(Stored entries)
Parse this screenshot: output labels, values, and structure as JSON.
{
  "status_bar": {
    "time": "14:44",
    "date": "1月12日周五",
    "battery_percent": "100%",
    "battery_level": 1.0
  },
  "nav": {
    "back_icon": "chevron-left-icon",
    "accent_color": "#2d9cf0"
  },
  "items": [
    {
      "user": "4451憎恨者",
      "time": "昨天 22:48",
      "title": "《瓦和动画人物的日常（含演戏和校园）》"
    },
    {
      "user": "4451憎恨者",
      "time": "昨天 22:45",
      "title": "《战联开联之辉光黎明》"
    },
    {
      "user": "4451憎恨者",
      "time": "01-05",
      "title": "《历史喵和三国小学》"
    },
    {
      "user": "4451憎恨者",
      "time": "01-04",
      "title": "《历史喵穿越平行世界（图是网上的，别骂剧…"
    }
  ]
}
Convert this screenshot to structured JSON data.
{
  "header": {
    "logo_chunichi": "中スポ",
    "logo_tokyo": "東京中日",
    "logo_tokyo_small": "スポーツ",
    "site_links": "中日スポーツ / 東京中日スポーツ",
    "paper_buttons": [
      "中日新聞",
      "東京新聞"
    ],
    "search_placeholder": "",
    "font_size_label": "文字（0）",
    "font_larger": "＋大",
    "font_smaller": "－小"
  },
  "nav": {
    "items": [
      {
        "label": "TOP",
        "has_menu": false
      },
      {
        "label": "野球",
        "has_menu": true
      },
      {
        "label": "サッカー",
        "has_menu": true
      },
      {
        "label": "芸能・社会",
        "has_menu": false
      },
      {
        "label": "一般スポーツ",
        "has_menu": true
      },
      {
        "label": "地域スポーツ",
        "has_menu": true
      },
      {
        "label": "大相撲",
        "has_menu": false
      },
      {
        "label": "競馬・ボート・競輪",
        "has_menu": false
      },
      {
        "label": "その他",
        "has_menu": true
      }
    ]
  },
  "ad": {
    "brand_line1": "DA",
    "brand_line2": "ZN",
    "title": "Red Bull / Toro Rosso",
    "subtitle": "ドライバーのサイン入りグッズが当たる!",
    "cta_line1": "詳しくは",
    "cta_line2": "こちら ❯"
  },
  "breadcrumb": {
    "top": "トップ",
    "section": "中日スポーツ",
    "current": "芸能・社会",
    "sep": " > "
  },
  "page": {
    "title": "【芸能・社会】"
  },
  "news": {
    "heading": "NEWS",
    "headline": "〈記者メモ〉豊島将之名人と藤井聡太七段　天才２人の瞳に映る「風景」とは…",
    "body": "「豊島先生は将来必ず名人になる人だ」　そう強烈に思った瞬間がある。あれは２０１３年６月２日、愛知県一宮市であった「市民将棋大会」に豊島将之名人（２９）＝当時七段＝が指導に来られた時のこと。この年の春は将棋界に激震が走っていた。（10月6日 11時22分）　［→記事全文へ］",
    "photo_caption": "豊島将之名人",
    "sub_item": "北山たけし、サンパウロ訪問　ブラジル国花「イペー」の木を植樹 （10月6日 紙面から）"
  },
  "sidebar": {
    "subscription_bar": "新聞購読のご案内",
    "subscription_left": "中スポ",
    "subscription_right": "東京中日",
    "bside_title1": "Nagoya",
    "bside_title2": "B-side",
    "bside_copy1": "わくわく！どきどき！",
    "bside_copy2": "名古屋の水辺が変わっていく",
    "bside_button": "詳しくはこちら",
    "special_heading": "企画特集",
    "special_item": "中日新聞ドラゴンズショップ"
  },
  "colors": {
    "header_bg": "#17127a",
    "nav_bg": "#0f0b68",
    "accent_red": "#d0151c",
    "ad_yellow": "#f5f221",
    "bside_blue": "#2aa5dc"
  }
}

» **Brief**: Find "中日スポーツ". Copy every line it occurs in.

» **Answer to the problem**:
    "site_links": "中日スポーツ / 東京中日スポーツ",
    "section": "中日スポーツ",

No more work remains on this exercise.